§ Requirement
How many lines of the entries below include the word "important"? Answer with the number alone.

+--

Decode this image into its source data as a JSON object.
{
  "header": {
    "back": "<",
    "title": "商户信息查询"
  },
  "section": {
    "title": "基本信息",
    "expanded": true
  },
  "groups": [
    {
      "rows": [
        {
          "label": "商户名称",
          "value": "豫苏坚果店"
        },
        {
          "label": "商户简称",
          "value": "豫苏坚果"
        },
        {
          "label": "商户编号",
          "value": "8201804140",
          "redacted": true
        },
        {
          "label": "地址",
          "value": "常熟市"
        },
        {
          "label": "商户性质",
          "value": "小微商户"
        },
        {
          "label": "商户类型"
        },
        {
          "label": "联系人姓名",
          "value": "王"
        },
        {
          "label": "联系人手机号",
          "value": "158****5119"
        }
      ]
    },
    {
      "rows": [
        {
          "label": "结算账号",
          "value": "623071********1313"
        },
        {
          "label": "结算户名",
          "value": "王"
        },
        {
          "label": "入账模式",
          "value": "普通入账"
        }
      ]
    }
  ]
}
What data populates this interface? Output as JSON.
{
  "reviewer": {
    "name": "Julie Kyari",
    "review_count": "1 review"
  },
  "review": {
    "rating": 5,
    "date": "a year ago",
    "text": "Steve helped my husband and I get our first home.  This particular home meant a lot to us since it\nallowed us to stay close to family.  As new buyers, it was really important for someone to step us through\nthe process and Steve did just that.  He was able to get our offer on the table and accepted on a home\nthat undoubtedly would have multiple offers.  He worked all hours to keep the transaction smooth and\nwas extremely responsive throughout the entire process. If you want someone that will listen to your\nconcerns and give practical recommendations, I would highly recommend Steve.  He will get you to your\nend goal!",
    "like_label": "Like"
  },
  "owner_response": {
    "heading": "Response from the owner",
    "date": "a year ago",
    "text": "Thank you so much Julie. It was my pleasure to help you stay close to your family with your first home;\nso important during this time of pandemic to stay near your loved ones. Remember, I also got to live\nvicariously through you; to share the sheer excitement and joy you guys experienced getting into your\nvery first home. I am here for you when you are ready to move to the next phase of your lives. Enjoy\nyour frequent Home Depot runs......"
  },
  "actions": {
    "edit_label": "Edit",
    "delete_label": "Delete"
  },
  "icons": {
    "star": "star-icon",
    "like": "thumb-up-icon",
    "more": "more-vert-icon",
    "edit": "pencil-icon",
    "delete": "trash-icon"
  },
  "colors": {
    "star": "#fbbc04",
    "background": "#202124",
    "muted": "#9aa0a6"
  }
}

+--

§ Output below
2